--- SUPPLIED MATERIAL ---
________________

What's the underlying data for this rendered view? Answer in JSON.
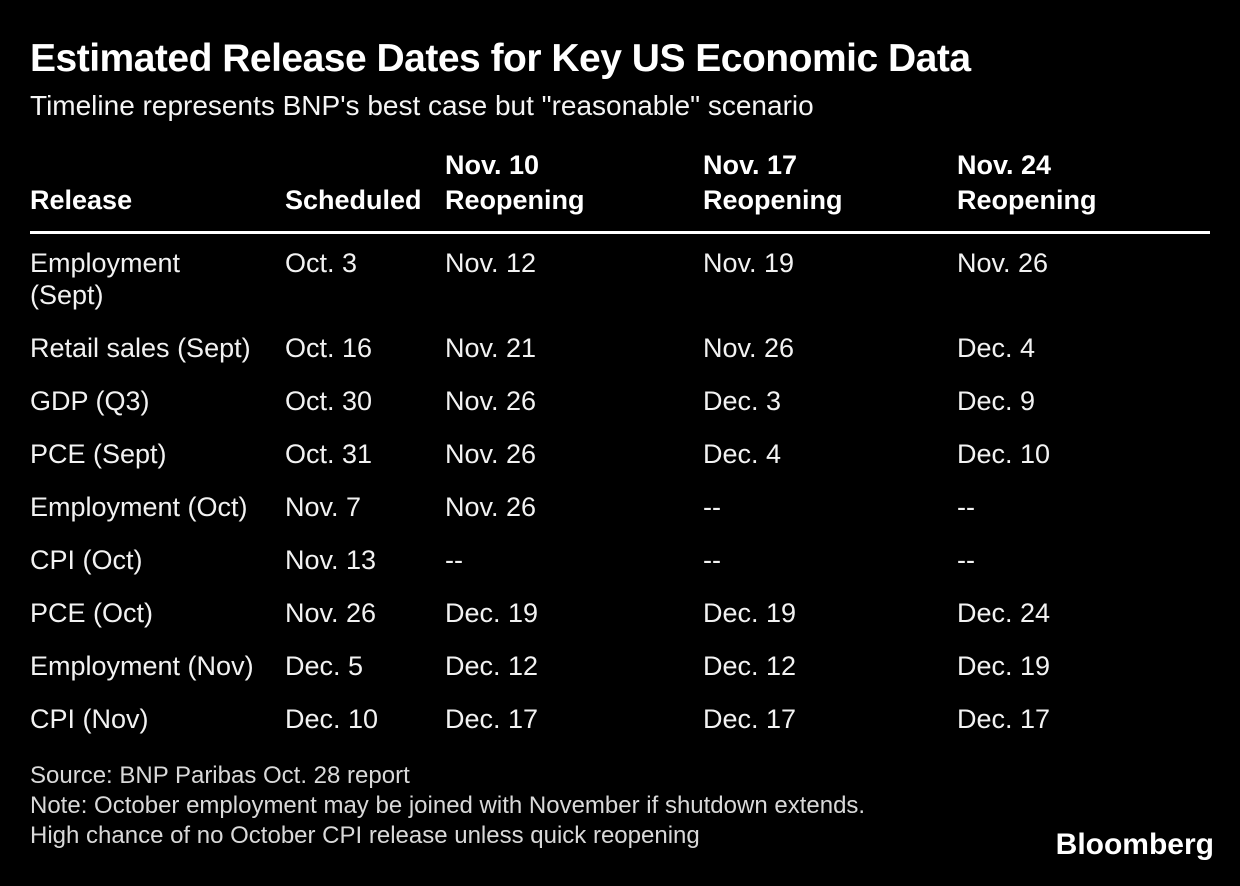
{
  "colors": {
    "background": "#000000",
    "text": "#ffffff",
    "body_text": "#f2f2f2",
    "muted_text": "#d9d9d9",
    "rule": "#ffffff"
  },
  "chart_data": {
    "type": "table",
    "title": "Estimated Release Dates for Key US Economic Data",
    "subtitle": "Timeline represents BNP's best case but \"reasonable\" scenario",
    "columns": [
      "Release",
      "Scheduled",
      "Nov. 10 Reopening",
      "Nov. 17 Reopening",
      "Nov. 24 Reopening"
    ],
    "column_headers": [
      {
        "top": "",
        "bottom": "Release"
      },
      {
        "top": "",
        "bottom": "Scheduled"
      },
      {
        "top": "Nov. 10",
        "bottom": "Reopening"
      },
      {
        "top": "Nov. 17",
        "bottom": "Reopening"
      },
      {
        "top": "Nov. 24",
        "bottom": "Reopening"
      }
    ],
    "empty_marker": "--",
    "rows": [
      {
        "release": "Employment\n(Sept)",
        "cells": [
          "Oct. 3",
          "Nov. 12",
          "Nov. 19",
          "Nov. 26"
        ]
      },
      {
        "release": "Retail sales (Sept)",
        "cells": [
          "Oct. 16",
          "Nov. 21",
          "Nov. 26",
          "Dec. 4"
        ]
      },
      {
        "release": "GDP (Q3)",
        "cells": [
          "Oct. 30",
          "Nov. 26",
          "Dec. 3",
          "Dec. 9"
        ]
      },
      {
        "release": "PCE (Sept)",
        "cells": [
          "Oct. 31",
          "Nov. 26",
          "Dec. 4",
          "Dec. 10"
        ]
      },
      {
        "release": "Employment (Oct)",
        "cells": [
          "Nov. 7",
          "Nov. 26",
          "--",
          "--"
        ]
      },
      {
        "release": "CPI (Oct)",
        "cells": [
          "Nov. 13",
          "--",
          "--",
          "--"
        ]
      },
      {
        "release": "PCE (Oct)",
        "cells": [
          "Nov. 26",
          "Dec. 19",
          "Dec. 19",
          "Dec. 24"
        ]
      },
      {
        "release": "Employment (Nov)",
        "cells": [
          "Dec. 5",
          "Dec. 12",
          "Dec. 12",
          "Dec. 19"
        ]
      },
      {
        "release": "CPI (Nov)",
        "cells": [
          "Dec. 10",
          "Dec. 17",
          "Dec. 17",
          "Dec. 17"
        ]
      }
    ]
  },
  "footer": {
    "source": "Source: BNP Paribas Oct. 28 report",
    "note": "Note: October employment may be joined with November if shutdown extends. High chance of no October CPI release unless quick reopening",
    "brand": "Bloomberg"
  }
}
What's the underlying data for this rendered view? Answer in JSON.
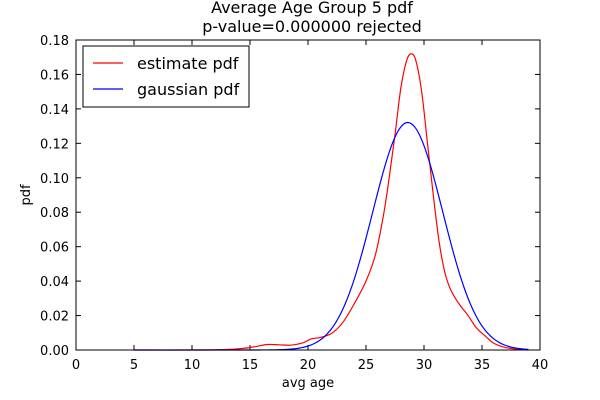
{
  "chart_data": {
    "type": "line",
    "title": [
      "Average Age Group 5 pdf",
      "p-value=0.000000  rejected"
    ],
    "xlabel": "avg age",
    "ylabel": "pdf",
    "xlim": [
      0,
      40
    ],
    "ylim": [
      0,
      0.18
    ],
    "xticks": [
      0,
      5,
      10,
      15,
      20,
      25,
      30,
      35,
      40
    ],
    "yticks": [
      0.0,
      0.02,
      0.04,
      0.06,
      0.08,
      0.1,
      0.12,
      0.14,
      0.16,
      0.18
    ],
    "xtick_labels": [
      "0",
      "5",
      "10",
      "15",
      "20",
      "25",
      "30",
      "35",
      "40"
    ],
    "ytick_labels": [
      "0.00",
      "0.02",
      "0.04",
      "0.06",
      "0.08",
      "0.10",
      "0.12",
      "0.14",
      "0.16",
      "0.18"
    ],
    "grid": false,
    "legend_position": "top-left",
    "series": [
      {
        "name": "estimate pdf",
        "color": "#ff0000",
        "points": [
          [
            5,
            0.0
          ],
          [
            10,
            0.0
          ],
          [
            13,
            0.0003
          ],
          [
            14.5,
            0.001
          ],
          [
            15.5,
            0.002
          ],
          [
            16.5,
            0.0032
          ],
          [
            17.5,
            0.003
          ],
          [
            18.5,
            0.0028
          ],
          [
            19.5,
            0.004
          ],
          [
            20.3,
            0.0065
          ],
          [
            21,
            0.0072
          ],
          [
            22,
            0.0095
          ],
          [
            23,
            0.016
          ],
          [
            24,
            0.027
          ],
          [
            25,
            0.04
          ],
          [
            25.8,
            0.055
          ],
          [
            26.5,
            0.078
          ],
          [
            27,
            0.1
          ],
          [
            27.5,
            0.125
          ],
          [
            28,
            0.152
          ],
          [
            28.5,
            0.168
          ],
          [
            28.9,
            0.172
          ],
          [
            29.3,
            0.168
          ],
          [
            29.8,
            0.15
          ],
          [
            30.3,
            0.12
          ],
          [
            30.8,
            0.09
          ],
          [
            31.3,
            0.063
          ],
          [
            31.8,
            0.045
          ],
          [
            32.3,
            0.035
          ],
          [
            33,
            0.027
          ],
          [
            33.8,
            0.02
          ],
          [
            34.5,
            0.013
          ],
          [
            35.3,
            0.008
          ],
          [
            36,
            0.004
          ],
          [
            37,
            0.0015
          ],
          [
            38,
            0.0005
          ],
          [
            39,
            0.0
          ]
        ]
      },
      {
        "name": "gaussian pdf",
        "color": "#0000ff",
        "mean": 28.6,
        "sd": 3.02,
        "range": [
          5,
          39
        ]
      }
    ]
  }
}
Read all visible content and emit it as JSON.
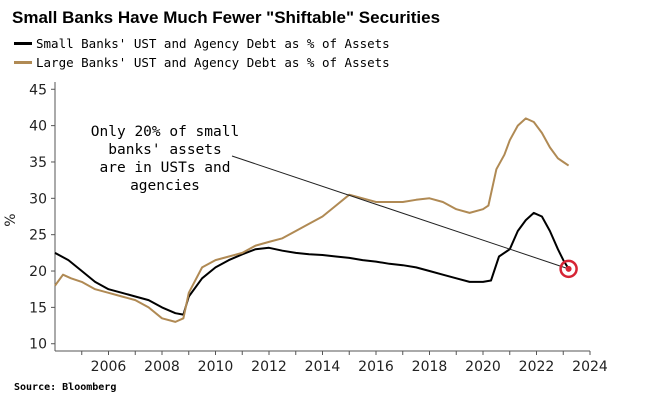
{
  "chart_data": {
    "type": "line",
    "title": "Small Banks Have Much Fewer \"Shiftable\" Securities",
    "ylabel": "%",
    "xlabel": "",
    "xlim": [
      2004,
      2024
    ],
    "ylim": [
      9,
      46
    ],
    "x_ticks": [
      "2006",
      "2008",
      "2010",
      "2012",
      "2014",
      "2016",
      "2018",
      "2020",
      "2022",
      "2024"
    ],
    "y_ticks": [
      "10",
      "15",
      "20",
      "25",
      "30",
      "35",
      "40",
      "45"
    ],
    "grid": false,
    "legend_position": "top-left",
    "annotation": {
      "lines": [
        "Only 20% of small",
        "banks' assets",
        "are in USTs and",
        "agencies"
      ],
      "arrow_from": [
        2007.5,
        33.5
      ],
      "arrow_to": [
        2023.2,
        20.3
      ]
    },
    "highlight_point": {
      "x": 2023.2,
      "y": 20.3
    },
    "source": "Source: Bloomberg",
    "series": [
      {
        "name": "Small Banks' UST and Agency Debt as % of Assets",
        "color": "#000000",
        "x": [
          2004.0,
          2004.5,
          2005.0,
          2005.5,
          2006.0,
          2006.5,
          2007.0,
          2007.5,
          2008.0,
          2008.5,
          2008.8,
          2009.0,
          2009.5,
          2010.0,
          2010.5,
          2011.0,
          2011.5,
          2012.0,
          2012.5,
          2013.0,
          2013.5,
          2014.0,
          2014.5,
          2015.0,
          2015.5,
          2016.0,
          2016.5,
          2017.0,
          2017.5,
          2018.0,
          2018.5,
          2019.0,
          2019.5,
          2020.0,
          2020.3,
          2020.6,
          2021.0,
          2021.3,
          2021.6,
          2021.9,
          2022.2,
          2022.5,
          2022.8,
          2023.0,
          2023.2
        ],
        "y": [
          22.5,
          21.5,
          20.0,
          18.5,
          17.5,
          17.0,
          16.5,
          16.0,
          15.0,
          14.2,
          14.0,
          16.5,
          19.0,
          20.5,
          21.5,
          22.3,
          23.0,
          23.2,
          22.8,
          22.5,
          22.3,
          22.2,
          22.0,
          21.8,
          21.5,
          21.3,
          21.0,
          20.8,
          20.5,
          20.0,
          19.5,
          19.0,
          18.5,
          18.5,
          18.7,
          22.0,
          23.0,
          25.5,
          27.0,
          28.0,
          27.5,
          25.5,
          23.0,
          21.5,
          20.3
        ]
      },
      {
        "name": "Large Banks' UST and Agency Debt as % of Assets",
        "color": "#b08a54",
        "x": [
          2004.0,
          2004.3,
          2004.6,
          2005.0,
          2005.5,
          2006.0,
          2006.5,
          2007.0,
          2007.5,
          2008.0,
          2008.5,
          2008.8,
          2009.0,
          2009.5,
          2010.0,
          2010.5,
          2011.0,
          2011.5,
          2012.0,
          2012.5,
          2013.0,
          2013.5,
          2014.0,
          2014.5,
          2015.0,
          2015.5,
          2016.0,
          2016.5,
          2017.0,
          2017.5,
          2018.0,
          2018.5,
          2019.0,
          2019.5,
          2020.0,
          2020.2,
          2020.5,
          2020.8,
          2021.0,
          2021.3,
          2021.6,
          2021.9,
          2022.2,
          2022.5,
          2022.8,
          2023.0,
          2023.2
        ],
        "y": [
          18.0,
          19.5,
          19.0,
          18.5,
          17.5,
          17.0,
          16.5,
          16.0,
          15.0,
          13.5,
          13.0,
          13.5,
          17.0,
          20.5,
          21.5,
          22.0,
          22.5,
          23.5,
          24.0,
          24.5,
          25.5,
          26.5,
          27.5,
          29.0,
          30.5,
          30.0,
          29.5,
          29.5,
          29.5,
          29.8,
          30.0,
          29.5,
          28.5,
          28.0,
          28.5,
          29.0,
          34.0,
          36.0,
          38.0,
          40.0,
          41.0,
          40.5,
          39.0,
          37.0,
          35.5,
          35.0,
          34.5
        ]
      }
    ]
  }
}
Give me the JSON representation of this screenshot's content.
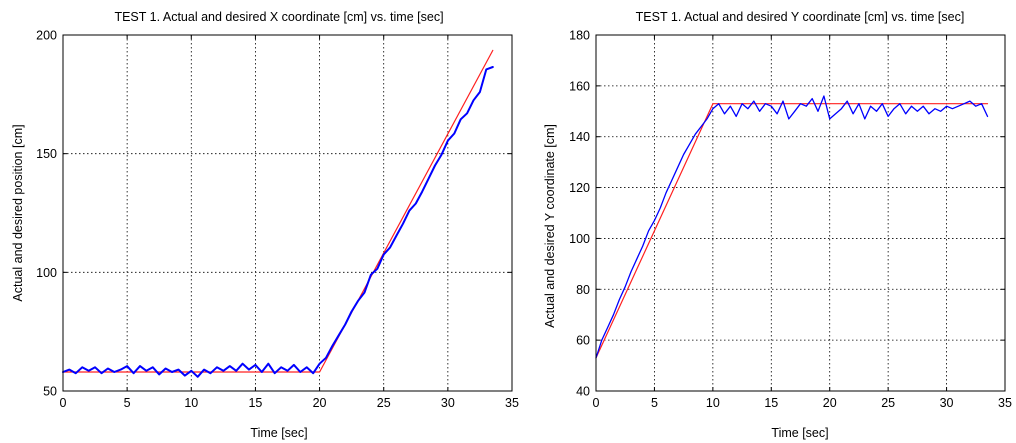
{
  "chart_data": [
    {
      "type": "line",
      "title": "TEST 1.  Actual and desired X coordinate [cm] vs. time [sec]",
      "xlabel": "Time [sec]",
      "ylabel": "Actual and desired position [cm]",
      "xlim": [
        0,
        35
      ],
      "ylim": [
        50,
        200
      ],
      "xticks": [
        0,
        5,
        10,
        15,
        20,
        25,
        30,
        35
      ],
      "yticks": [
        50,
        100,
        150,
        200
      ],
      "grid": true,
      "series": [
        {
          "color": "#ff2020",
          "x": [
            0,
            20,
            33.5
          ],
          "y": [
            58,
            58,
            193.5
          ]
        },
        {
          "color": "#0000ff",
          "x": [
            0,
            0.5,
            1,
            1.5,
            2,
            2.5,
            3,
            3.5,
            4,
            4.5,
            5,
            5.5,
            6,
            6.5,
            7,
            7.5,
            8,
            8.5,
            9,
            9.5,
            10,
            10.5,
            11,
            11.5,
            12,
            12.5,
            13,
            13.5,
            14,
            14.5,
            15,
            15.5,
            16,
            16.5,
            17,
            17.5,
            18,
            18.5,
            19,
            19.5,
            20,
            20.5,
            21,
            21.5,
            22,
            22.5,
            23,
            23.5,
            24,
            24.5,
            25,
            25.5,
            26,
            26.5,
            27,
            27.5,
            28,
            28.5,
            29,
            29.5,
            30,
            30.5,
            31,
            31.5,
            32,
            32.5,
            33,
            33.5
          ],
          "y": [
            58,
            59,
            57.5,
            60,
            58.5,
            60,
            57.5,
            59.5,
            58,
            59,
            60.5,
            57.5,
            60.5,
            58.5,
            60,
            57,
            59.5,
            58,
            59,
            56.5,
            58.5,
            56,
            59,
            57.5,
            60,
            58.5,
            60.5,
            58.5,
            61.5,
            59,
            61,
            58,
            61.5,
            57.5,
            60,
            58.5,
            61,
            58,
            60,
            57.5,
            61.5,
            64,
            69,
            73.5,
            78,
            83.5,
            88,
            91.5,
            99,
            101.5,
            107.5,
            110.5,
            115.5,
            120.5,
            126,
            129,
            134,
            139.5,
            145,
            149.5,
            155.5,
            158.5,
            164.5,
            167,
            172.5,
            176,
            185.5,
            186.5
          ]
        }
      ]
    },
    {
      "type": "line",
      "title": "TEST 1.  Actual and desired Y coordinate  [cm] vs. time [sec]",
      "xlabel": "Time [sec]",
      "ylabel": "Actual and desired Y coordinate [cm]",
      "xlim": [
        0,
        35
      ],
      "ylim": [
        40,
        180
      ],
      "xticks": [
        0,
        5,
        10,
        15,
        20,
        25,
        30,
        35
      ],
      "yticks": [
        40,
        60,
        80,
        100,
        120,
        140,
        160,
        180
      ],
      "grid": true,
      "series": [
        {
          "color": "#ff2020",
          "x": [
            0,
            10,
            33.5
          ],
          "y": [
            53,
            153,
            153
          ]
        },
        {
          "color": "#0000ff",
          "x": [
            0,
            0.5,
            1,
            1.5,
            2,
            2.5,
            3,
            3.5,
            4,
            4.5,
            5,
            5.5,
            6,
            6.5,
            7,
            7.5,
            8,
            8.5,
            9,
            9.5,
            10,
            10.5,
            11,
            11.5,
            12,
            12.5,
            13,
            13.5,
            14,
            14.5,
            15,
            15.5,
            16,
            16.5,
            17,
            17.5,
            18,
            18.5,
            19,
            19.5,
            20,
            20.5,
            21,
            21.5,
            22,
            22.5,
            23,
            23.5,
            24,
            24.5,
            25,
            25.5,
            26,
            26.5,
            27,
            27.5,
            28,
            28.5,
            29,
            29.5,
            30,
            30.5,
            31,
            31.5,
            32,
            32.5,
            33,
            33.5
          ],
          "y": [
            53,
            60,
            65,
            70,
            76,
            81,
            87,
            92,
            97,
            103,
            107,
            112,
            118,
            123,
            128,
            133,
            137,
            141,
            144,
            147,
            151,
            153,
            149,
            152,
            148,
            153,
            151,
            154,
            150,
            153,
            152,
            149,
            154,
            147,
            150,
            153,
            152,
            155,
            150,
            156,
            147,
            149,
            151,
            154,
            149,
            153,
            147,
            152,
            150,
            153,
            148,
            151,
            153,
            149,
            152,
            150,
            152,
            149,
            151,
            150,
            152,
            151,
            152,
            153,
            154,
            152,
            153,
            148
          ]
        }
      ]
    }
  ]
}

________________

--- WHAT YOU NEED TO DO ---
Report only the number of lines in the records that include the word "JSON".

--- WRITTEN ANSWER ---
4